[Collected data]
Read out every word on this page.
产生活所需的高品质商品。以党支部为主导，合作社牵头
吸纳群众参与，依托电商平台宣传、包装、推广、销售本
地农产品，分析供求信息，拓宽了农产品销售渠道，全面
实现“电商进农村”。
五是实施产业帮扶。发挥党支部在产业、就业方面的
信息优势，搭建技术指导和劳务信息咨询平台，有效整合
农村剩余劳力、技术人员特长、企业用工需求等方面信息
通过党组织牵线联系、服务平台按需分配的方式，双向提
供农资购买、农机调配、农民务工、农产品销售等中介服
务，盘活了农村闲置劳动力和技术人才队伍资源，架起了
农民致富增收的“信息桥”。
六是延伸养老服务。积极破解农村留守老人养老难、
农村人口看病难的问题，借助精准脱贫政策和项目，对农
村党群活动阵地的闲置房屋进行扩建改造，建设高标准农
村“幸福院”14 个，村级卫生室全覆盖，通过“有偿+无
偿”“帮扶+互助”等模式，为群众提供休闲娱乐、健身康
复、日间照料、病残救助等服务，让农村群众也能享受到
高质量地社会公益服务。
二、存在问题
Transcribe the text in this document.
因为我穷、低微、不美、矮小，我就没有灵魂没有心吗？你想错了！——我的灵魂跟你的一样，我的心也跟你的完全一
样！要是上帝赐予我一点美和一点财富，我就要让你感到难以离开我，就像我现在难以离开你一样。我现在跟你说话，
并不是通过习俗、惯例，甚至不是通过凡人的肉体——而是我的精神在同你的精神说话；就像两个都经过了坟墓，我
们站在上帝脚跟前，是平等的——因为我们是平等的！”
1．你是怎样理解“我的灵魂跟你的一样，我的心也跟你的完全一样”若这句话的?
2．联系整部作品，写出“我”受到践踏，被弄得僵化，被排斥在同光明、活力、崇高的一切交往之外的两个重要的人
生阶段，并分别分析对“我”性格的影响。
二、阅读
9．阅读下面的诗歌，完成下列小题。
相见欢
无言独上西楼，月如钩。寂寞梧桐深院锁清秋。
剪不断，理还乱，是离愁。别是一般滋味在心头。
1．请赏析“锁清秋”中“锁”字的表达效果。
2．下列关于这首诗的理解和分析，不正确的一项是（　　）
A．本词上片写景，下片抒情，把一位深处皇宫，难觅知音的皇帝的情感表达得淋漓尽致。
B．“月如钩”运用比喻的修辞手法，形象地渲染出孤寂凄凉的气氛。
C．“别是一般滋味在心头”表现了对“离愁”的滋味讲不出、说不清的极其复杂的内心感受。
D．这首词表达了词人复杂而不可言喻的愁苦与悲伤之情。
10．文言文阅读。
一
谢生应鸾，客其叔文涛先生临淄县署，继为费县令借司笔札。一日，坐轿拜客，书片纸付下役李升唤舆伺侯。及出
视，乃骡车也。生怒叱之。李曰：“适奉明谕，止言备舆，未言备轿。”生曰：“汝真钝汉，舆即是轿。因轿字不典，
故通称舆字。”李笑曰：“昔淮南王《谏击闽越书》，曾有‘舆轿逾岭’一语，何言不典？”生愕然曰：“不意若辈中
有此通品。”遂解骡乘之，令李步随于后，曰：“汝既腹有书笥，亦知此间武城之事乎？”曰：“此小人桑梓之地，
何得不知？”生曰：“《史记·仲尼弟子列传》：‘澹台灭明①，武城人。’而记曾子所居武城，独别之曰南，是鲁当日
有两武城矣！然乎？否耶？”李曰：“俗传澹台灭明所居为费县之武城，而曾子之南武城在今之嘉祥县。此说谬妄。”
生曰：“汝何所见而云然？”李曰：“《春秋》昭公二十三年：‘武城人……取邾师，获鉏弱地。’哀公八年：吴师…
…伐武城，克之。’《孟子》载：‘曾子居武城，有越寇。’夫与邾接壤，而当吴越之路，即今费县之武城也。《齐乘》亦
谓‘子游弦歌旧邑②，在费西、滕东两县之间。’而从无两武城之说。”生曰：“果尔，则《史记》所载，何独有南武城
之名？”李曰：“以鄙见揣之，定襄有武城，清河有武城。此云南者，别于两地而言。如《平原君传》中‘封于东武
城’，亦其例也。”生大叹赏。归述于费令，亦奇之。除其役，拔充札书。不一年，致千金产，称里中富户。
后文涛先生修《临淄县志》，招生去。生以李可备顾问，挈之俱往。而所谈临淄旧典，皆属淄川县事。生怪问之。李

AIM OF THE EXERCISE: Copy each line of the data above that holds "this".

WRITTEN SOLUTION:
Read out every word on this page.
Transcribe the text in this document.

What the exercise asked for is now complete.